Problem:
Copy exactly the lines from the one containing "Type out the text in this image." through the last line of the records below, including both, and leave out any pictures.

Recorded information:
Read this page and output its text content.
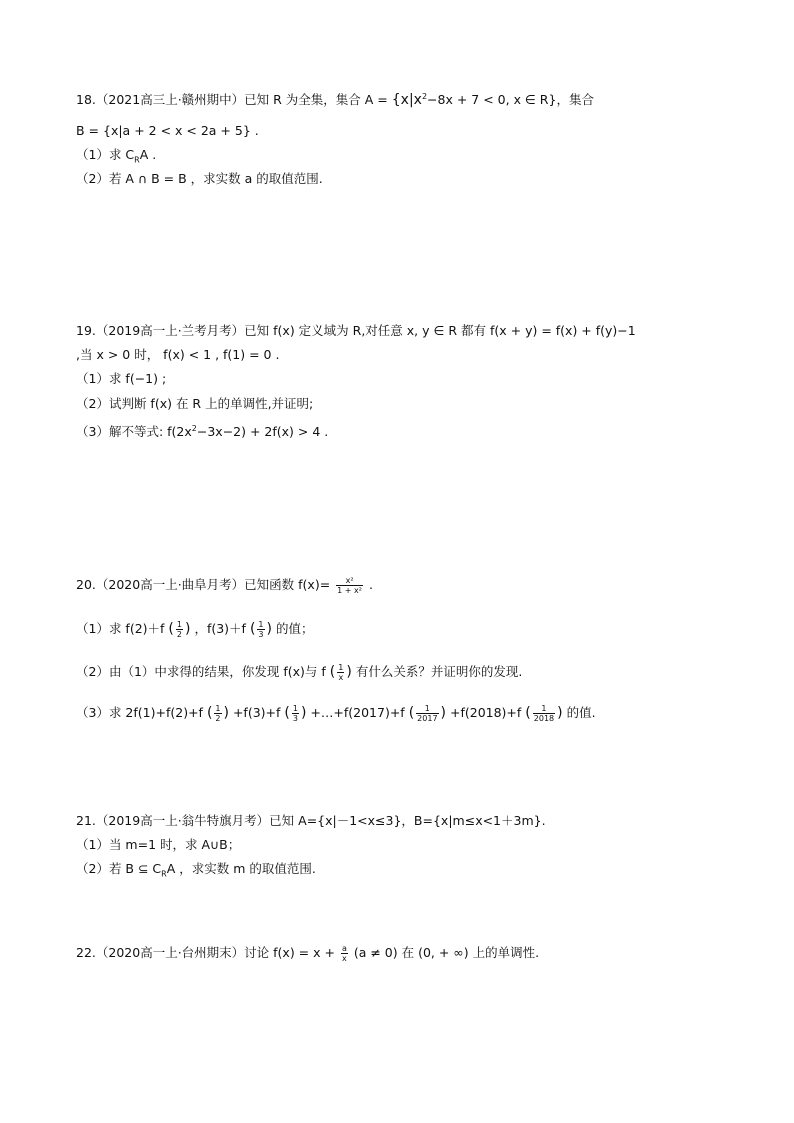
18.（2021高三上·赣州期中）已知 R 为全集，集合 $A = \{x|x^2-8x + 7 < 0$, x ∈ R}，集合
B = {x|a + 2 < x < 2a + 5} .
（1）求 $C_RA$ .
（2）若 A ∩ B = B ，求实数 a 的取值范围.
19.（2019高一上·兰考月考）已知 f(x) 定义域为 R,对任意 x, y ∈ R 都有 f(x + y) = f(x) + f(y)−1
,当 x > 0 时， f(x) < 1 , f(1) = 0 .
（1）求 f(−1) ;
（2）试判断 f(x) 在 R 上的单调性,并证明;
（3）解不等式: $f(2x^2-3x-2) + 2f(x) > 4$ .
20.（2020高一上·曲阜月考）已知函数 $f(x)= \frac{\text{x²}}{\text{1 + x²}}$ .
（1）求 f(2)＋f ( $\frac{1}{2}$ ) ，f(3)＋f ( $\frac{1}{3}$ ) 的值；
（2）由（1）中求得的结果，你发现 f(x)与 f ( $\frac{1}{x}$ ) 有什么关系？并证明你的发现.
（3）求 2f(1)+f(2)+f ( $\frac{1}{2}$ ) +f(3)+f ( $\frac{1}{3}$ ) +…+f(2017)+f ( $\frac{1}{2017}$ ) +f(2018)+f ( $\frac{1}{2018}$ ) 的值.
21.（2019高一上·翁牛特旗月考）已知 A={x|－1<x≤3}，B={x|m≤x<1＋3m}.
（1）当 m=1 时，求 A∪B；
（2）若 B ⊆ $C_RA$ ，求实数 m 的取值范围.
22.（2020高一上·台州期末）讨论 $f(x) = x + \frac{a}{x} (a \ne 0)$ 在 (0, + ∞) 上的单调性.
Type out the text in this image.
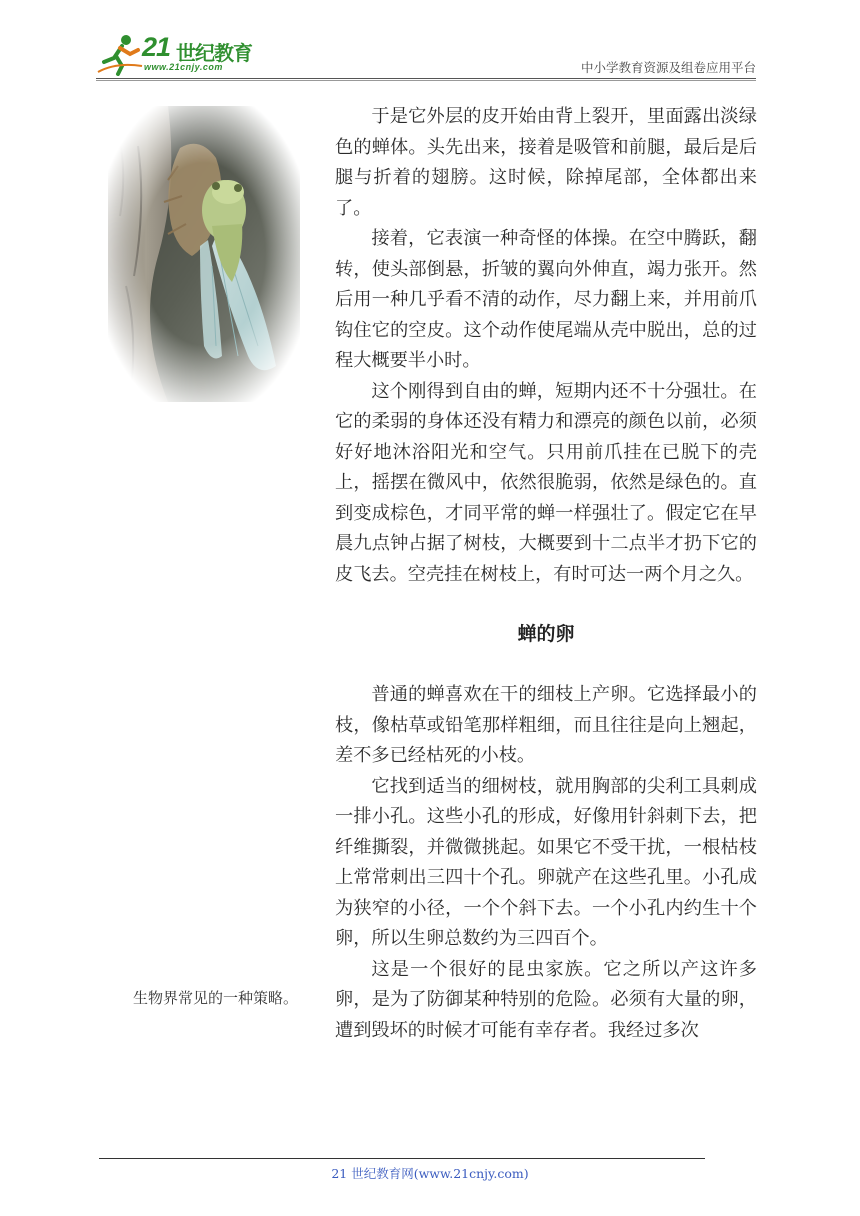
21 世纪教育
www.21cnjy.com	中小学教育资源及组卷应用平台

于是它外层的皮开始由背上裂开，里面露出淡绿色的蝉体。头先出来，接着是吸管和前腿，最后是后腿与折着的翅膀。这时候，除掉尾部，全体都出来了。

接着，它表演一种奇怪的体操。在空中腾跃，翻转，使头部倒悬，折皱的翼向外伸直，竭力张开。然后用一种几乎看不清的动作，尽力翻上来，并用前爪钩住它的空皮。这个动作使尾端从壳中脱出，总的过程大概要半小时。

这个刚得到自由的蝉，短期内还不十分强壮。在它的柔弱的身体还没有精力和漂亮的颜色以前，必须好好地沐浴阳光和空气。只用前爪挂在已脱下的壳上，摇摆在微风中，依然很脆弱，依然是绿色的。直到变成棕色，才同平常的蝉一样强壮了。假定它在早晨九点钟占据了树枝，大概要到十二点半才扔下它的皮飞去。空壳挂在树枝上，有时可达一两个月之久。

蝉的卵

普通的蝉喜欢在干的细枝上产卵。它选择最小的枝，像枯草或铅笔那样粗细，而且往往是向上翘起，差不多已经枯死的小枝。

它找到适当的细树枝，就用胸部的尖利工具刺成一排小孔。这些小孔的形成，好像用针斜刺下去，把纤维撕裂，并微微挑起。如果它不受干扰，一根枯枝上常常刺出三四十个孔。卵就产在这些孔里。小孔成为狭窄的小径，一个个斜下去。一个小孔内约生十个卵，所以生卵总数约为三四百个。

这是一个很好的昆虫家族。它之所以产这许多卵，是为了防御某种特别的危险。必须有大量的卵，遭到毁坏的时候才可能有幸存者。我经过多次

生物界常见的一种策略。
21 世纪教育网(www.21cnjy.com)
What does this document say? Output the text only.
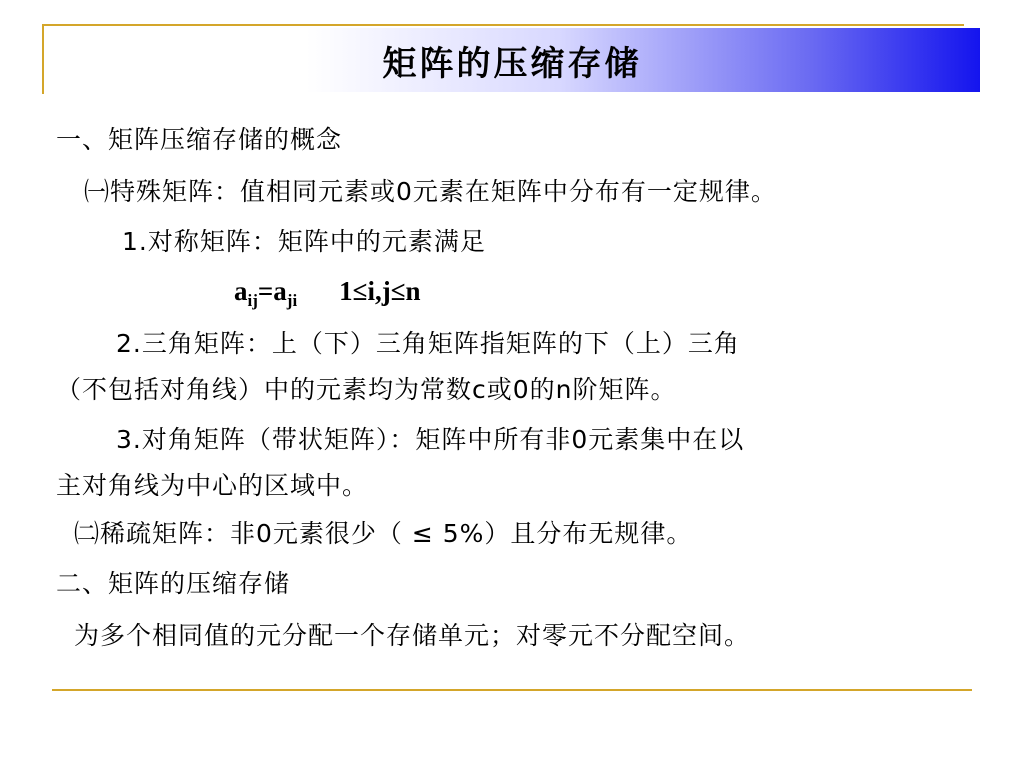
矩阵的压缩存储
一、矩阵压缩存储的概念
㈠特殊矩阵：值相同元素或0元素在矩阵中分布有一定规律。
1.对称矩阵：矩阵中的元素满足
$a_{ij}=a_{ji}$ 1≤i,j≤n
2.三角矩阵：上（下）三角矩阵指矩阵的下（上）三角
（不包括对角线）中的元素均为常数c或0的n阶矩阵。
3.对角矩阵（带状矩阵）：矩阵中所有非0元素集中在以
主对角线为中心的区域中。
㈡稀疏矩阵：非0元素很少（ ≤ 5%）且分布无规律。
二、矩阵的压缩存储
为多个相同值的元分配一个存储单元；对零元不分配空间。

Answer to this task:
Type out the text in this image.
21 世纪教育
www.21cnjy.com	中小学教育资源及组卷应用平台

于是它外层的皮开始由背上裂开，里面露出淡绿色的蝉体。头先出来，接着是吸管和前腿，最后是后腿与折着的翅膀。这时候，除掉尾部，全体都出来了。

接着，它表演一种奇怪的体操。在空中腾跃，翻转，使头部倒悬，折皱的翼向外伸直，竭力张开。然后用一种几乎看不清的动作，尽力翻上来，并用前爪钩住它的空皮。这个动作使尾端从壳中脱出，总的过程大概要半小时。

这个刚得到自由的蝉，短期内还不十分强壮。在它的柔弱的身体还没有精力和漂亮的颜色以前，必须好好地沐浴阳光和空气。只用前爪挂在已脱下的壳上，摇摆在微风中，依然很脆弱，依然是绿色的。直到变成棕色，才同平常的蝉一样强壮了。假定它在早晨九点钟占据了树枝，大概要到十二点半才扔下它的皮飞去。空壳挂在树枝上，有时可达一两个月之久。

蝉的卵

普通的蝉喜欢在干的细枝上产卵。它选择最小的枝，像枯草或铅笔那样粗细，而且往往是向上翘起，差不多已经枯死的小枝。

它找到适当的细树枝，就用胸部的尖利工具刺成一排小孔。这些小孔的形成，好像用针斜刺下去，把纤维撕裂，并微微挑起。如果它不受干扰，一根枯枝上常常刺出三四十个孔。卵就产在这些孔里。小孔成为狭窄的小径，一个个斜下去。一个小孔内约生十个卵，所以生卵总数约为三四百个。

这是一个很好的昆虫家族。它之所以产这许多卵，是为了防御某种特别的危险。必须有大量的卵，遭到毁坏的时候才可能有幸存者。我经过多次

生物界常见的一种策略。
21 世纪教育网(www.21cnjy.com)
What does this document say? Output the text only.
矩阵的压缩存储
一、矩阵压缩存储的概念
㈠特殊矩阵：值相同元素或0元素在矩阵中分布有一定规律。
1.对称矩阵：矩阵中的元素满足
$a_{ij}=a_{ji}$ 1≤i,j≤n
2.三角矩阵：上（下）三角矩阵指矩阵的下（上）三角
（不包括对角线）中的元素均为常数c或0的n阶矩阵。
3.对角矩阵（带状矩阵）：矩阵中所有非0元素集中在以
主对角线为中心的区域中。
㈡稀疏矩阵：非0元素很少（ ≤ 5%）且分布无规律。
二、矩阵的压缩存储
为多个相同值的元分配一个存储单元；对零元不分配空间。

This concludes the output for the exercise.